**Written problem:**
Identify all lines of the data containing the string "рабочей" and copy them.

**Data:**
□ □ □ □
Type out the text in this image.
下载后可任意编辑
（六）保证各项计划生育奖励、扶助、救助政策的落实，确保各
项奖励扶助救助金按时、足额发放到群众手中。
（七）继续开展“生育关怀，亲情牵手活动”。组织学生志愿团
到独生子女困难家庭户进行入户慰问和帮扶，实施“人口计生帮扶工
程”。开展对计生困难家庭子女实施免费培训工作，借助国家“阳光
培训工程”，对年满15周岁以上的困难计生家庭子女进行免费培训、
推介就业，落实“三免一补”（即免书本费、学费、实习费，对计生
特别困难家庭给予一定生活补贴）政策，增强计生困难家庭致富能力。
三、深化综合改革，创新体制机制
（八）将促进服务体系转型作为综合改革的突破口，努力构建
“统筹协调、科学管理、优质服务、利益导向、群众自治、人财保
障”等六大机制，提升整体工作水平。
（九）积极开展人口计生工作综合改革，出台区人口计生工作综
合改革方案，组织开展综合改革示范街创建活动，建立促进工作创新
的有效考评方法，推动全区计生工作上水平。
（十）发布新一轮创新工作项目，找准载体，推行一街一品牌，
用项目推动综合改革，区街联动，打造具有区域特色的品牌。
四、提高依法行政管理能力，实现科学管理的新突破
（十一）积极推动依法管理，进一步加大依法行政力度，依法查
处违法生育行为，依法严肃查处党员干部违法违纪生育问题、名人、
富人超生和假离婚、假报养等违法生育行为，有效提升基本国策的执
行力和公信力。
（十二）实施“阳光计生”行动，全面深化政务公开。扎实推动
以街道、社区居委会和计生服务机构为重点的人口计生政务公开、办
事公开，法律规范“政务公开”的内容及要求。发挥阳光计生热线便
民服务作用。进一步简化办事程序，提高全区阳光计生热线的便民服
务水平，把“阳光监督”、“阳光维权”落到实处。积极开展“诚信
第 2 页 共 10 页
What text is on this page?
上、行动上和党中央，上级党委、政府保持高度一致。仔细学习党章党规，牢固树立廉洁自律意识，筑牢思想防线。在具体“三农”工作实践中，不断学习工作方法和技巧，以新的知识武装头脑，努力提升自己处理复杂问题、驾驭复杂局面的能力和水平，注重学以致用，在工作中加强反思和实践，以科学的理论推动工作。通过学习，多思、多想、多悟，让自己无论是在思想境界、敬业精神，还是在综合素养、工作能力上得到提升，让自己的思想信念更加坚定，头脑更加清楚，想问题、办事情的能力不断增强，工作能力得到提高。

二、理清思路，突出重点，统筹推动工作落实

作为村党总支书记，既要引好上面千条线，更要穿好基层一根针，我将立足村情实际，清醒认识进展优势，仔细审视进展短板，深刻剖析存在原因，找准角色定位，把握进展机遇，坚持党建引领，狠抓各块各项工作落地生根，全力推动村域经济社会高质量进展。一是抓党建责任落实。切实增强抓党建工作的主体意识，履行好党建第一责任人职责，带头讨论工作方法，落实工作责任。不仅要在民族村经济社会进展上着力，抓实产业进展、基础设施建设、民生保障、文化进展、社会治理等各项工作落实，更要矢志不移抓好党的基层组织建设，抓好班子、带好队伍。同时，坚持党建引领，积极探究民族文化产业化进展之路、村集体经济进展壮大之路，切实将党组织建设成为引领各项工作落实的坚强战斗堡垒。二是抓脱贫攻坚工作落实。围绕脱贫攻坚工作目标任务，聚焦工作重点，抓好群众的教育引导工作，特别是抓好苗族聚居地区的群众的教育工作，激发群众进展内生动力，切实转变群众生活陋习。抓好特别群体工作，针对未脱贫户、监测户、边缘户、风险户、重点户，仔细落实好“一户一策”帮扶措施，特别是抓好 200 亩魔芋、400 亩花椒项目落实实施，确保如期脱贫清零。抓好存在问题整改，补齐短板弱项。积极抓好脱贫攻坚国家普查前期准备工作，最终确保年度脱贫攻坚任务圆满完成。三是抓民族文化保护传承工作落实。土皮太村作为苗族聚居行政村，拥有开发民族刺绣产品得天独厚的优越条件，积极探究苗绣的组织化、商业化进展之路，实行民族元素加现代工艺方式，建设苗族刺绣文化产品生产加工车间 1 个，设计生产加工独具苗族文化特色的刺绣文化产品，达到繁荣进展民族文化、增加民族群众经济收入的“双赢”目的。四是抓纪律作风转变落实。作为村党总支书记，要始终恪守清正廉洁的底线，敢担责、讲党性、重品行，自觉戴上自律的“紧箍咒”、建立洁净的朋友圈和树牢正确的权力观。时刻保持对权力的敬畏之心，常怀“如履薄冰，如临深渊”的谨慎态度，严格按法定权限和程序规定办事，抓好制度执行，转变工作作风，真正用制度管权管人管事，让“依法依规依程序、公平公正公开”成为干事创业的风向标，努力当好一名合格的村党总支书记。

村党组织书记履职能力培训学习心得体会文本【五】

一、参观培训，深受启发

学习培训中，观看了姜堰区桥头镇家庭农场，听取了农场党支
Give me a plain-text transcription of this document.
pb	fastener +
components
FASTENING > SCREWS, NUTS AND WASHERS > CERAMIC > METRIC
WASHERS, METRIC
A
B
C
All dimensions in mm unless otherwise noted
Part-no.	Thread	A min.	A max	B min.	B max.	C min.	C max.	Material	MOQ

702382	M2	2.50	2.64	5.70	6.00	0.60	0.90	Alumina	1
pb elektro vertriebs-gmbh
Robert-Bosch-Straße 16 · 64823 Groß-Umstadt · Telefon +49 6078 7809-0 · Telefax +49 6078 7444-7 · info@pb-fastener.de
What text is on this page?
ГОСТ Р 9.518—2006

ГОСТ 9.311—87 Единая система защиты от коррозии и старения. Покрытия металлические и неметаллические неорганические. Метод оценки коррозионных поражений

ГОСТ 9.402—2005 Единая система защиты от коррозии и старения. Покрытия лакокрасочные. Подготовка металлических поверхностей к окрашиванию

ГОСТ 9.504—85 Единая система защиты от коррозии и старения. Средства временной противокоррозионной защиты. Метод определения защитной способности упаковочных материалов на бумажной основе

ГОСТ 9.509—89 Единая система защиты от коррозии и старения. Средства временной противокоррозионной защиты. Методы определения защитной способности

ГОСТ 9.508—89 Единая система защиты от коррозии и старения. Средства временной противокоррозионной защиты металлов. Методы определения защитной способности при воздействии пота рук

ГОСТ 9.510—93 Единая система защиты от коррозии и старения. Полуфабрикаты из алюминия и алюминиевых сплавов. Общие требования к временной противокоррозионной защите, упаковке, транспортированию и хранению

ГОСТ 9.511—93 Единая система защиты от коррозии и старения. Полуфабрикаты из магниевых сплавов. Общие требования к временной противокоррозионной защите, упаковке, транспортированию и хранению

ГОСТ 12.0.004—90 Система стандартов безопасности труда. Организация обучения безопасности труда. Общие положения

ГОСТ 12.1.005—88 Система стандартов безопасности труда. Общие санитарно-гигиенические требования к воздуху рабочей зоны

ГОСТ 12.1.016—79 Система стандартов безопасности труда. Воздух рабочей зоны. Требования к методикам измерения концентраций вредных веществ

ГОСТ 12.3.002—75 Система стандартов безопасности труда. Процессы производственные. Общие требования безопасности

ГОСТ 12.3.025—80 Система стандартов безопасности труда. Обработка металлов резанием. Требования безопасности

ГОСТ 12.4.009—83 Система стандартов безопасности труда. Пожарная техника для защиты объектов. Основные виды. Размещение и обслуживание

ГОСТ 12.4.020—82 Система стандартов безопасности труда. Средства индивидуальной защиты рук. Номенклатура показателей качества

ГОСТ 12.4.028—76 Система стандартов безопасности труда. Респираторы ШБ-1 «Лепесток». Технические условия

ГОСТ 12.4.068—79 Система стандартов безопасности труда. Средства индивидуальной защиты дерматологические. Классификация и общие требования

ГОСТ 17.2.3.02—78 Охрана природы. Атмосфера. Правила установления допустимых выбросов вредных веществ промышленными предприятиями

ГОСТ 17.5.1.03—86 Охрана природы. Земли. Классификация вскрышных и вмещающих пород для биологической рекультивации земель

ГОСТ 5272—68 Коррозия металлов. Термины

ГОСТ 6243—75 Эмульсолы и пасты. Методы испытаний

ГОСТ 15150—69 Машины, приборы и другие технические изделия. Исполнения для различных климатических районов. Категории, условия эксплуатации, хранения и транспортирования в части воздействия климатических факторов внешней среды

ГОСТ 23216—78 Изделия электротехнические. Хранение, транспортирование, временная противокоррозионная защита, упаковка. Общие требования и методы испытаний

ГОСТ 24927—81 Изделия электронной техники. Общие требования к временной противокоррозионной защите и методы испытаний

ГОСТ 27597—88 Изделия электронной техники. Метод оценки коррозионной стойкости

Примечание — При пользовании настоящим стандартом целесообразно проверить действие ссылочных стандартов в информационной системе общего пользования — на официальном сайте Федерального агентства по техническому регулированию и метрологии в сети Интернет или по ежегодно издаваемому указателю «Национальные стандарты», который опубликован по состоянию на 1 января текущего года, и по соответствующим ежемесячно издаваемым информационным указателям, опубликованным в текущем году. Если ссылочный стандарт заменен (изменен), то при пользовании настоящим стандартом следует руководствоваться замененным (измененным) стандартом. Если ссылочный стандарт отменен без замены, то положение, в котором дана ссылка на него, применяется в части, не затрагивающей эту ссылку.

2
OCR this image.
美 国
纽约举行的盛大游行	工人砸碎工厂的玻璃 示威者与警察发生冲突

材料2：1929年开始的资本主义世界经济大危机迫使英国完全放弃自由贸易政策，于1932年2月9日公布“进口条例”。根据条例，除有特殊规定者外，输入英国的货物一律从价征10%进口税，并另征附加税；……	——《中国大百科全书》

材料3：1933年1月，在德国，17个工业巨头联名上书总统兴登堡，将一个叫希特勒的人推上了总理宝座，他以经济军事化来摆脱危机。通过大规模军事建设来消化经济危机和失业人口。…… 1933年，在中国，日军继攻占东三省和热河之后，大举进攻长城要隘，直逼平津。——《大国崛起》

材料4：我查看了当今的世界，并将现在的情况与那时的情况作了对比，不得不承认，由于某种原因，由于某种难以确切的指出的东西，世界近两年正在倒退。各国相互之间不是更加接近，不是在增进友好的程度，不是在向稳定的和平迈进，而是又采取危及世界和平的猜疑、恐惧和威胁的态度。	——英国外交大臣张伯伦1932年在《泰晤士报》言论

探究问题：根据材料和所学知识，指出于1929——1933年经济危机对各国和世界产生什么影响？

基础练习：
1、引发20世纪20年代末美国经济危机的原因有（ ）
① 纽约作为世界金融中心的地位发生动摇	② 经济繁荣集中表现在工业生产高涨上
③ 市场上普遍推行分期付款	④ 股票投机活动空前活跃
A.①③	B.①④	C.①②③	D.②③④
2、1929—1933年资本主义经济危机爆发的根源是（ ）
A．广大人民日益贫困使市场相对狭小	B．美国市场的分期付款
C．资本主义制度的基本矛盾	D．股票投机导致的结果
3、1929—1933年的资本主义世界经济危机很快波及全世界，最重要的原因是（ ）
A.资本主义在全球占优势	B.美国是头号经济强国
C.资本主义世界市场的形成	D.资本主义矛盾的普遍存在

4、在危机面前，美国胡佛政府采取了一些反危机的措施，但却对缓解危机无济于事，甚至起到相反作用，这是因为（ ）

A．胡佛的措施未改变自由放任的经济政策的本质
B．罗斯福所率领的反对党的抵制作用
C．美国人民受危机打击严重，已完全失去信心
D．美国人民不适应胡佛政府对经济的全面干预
□ □ □ □
**Output for this exercise:**
ГОСТ 12.1.005—88 Система стандартов безопасности труда. Общие санитарно-гигиенические требования к воздуху рабочей зоны
ГОСТ 12.1.016—79 Система стандартов безопасности труда. Воздух рабочей зоны. Требования к методикам измерения концентраций вредных веществ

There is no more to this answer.